PROBLEM
Your task is to retype each line of the data below exactly.
*** RAW DATA ***
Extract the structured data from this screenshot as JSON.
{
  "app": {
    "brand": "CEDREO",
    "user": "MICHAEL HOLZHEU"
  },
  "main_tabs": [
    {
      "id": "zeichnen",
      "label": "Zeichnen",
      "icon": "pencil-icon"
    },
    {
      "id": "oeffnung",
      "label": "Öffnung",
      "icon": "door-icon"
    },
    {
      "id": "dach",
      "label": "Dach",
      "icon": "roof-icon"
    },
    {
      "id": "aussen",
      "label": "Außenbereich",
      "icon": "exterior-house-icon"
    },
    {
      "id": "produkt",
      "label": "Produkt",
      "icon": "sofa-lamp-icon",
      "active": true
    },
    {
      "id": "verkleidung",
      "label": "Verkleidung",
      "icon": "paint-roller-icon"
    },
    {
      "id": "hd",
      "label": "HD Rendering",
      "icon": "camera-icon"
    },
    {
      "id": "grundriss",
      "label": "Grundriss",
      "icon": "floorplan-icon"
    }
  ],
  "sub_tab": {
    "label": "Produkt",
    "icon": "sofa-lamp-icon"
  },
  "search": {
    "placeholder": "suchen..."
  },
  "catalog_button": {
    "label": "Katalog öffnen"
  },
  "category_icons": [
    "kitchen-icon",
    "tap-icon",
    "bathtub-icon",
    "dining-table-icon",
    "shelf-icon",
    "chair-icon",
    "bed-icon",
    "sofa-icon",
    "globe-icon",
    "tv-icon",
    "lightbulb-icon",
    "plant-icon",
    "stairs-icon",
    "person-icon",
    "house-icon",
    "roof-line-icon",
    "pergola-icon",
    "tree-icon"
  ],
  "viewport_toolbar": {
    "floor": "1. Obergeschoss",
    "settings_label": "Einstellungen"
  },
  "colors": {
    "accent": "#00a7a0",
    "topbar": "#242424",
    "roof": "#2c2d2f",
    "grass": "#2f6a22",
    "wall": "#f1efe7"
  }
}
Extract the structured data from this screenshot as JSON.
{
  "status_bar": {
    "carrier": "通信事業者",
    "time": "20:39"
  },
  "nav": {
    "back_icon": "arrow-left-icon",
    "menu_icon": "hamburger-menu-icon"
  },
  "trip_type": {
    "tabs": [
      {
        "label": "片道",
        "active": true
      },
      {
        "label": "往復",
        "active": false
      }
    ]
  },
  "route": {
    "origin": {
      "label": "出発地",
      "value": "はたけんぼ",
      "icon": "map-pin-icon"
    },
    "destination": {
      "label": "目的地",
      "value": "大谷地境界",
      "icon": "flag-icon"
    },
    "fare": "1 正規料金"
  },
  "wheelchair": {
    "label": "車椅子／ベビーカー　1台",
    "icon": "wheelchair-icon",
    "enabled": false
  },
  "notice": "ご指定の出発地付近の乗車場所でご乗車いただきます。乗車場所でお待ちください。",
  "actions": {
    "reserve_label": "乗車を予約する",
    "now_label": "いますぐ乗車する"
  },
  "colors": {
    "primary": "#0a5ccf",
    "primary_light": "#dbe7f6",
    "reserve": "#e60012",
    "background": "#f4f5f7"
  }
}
***
WRITTEN SOLUTION
Extract the structured data from this screenshot as JSON.
{
  "app": {
    "brand": "CEDREO",
    "user": "MICHAEL HOLZHEU"
  },
  "main_tabs": [
    {
      "id": "zeichnen",
      "label": "Zeichnen",
      "icon": "pencil-icon"
    },
    {
      "id": "oeffnung",
      "label": "Öffnung",
      "icon": "door-icon"
    },
    {
      "id": "dach",
      "label": "Dach",
      "icon": "roof-icon"
    },
    {
      "id": "aussen",
      "label": "Außenbereich",
      "icon": "exterior-house-icon"
    },
    {
      "id": "produkt",
      "label": "Produkt",
      "icon": "sofa-lamp-icon",
      "active": true
    },
    {
      "id": "verkleidung",
      "label": "Verkleidung",
      "icon": "paint-roller-icon"
    },
    {
      "id": "hd",
      "label": "HD Rendering",
      "icon": "camera-icon"
    },
    {
      "id": "grundriss",
      "label": "Grundriss",
      "icon": "floorplan-icon"
    }
  ],
  "sub_tab": {
    "label": "Produkt",
    "icon": "sofa-lamp-icon"
  },
  "search": {
    "placeholder": "suchen..."
  },
  "catalog_button": {
    "label": "Katalog öffnen"
  },
  "category_icons": [
    "kitchen-icon",
    "tap-icon",
    "bathtub-icon",
    "dining-table-icon",
    "shelf-icon",
    "chair-icon",
    "bed-icon",
    "sofa-icon",
    "globe-icon",
    "tv-icon",
    "lightbulb-icon",
    "plant-icon",
    "stairs-icon",
    "person-icon",
    "house-icon",
    "roof-line-icon",
    "pergola-icon",
    "tree-icon"
  ],
  "viewport_toolbar": {
    "floor": "1. Obergeschoss",
    "settings_label": "Einstellungen"
  },
  "colors": {
    "accent": "#00a7a0",
    "topbar": "#242424",
    "roof": "#2c2d2f",
    "grass": "#2f6a22",
    "wall": "#f1efe7"
  }
}
Extract the structured data from this screenshot as JSON.
{
  "status_bar": {
    "carrier": "通信事業者",
    "time": "20:39"
  },
  "nav": {
    "back_icon": "arrow-left-icon",
    "menu_icon": "hamburger-menu-icon"
  },
  "trip_type": {
    "tabs": [
      {
        "label": "片道",
        "active": true
      },
      {
        "label": "往復",
        "active": false
      }
    ]
  },
  "route": {
    "origin": {
      "label": "出発地",
      "value": "はたけんぼ",
      "icon": "map-pin-icon"
    },
    "destination": {
      "label": "目的地",
      "value": "大谷地境界",
      "icon": "flag-icon"
    },
    "fare": "1 正規料金"
  },
  "wheelchair": {
    "label": "車椅子／ベビーカー　1台",
    "icon": "wheelchair-icon",
    "enabled": false
  },
  "notice": "ご指定の出発地付近の乗車場所でご乗車いただきます。乗車場所でお待ちください。",
  "actions": {
    "reserve_label": "乗車を予約する",
    "now_label": "いますぐ乗車する"
  },
  "colors": {
    "primary": "#0a5ccf",
    "primary_light": "#dbe7f6",
    "reserve": "#e60012",
    "background": "#f4f5f7"
  }
}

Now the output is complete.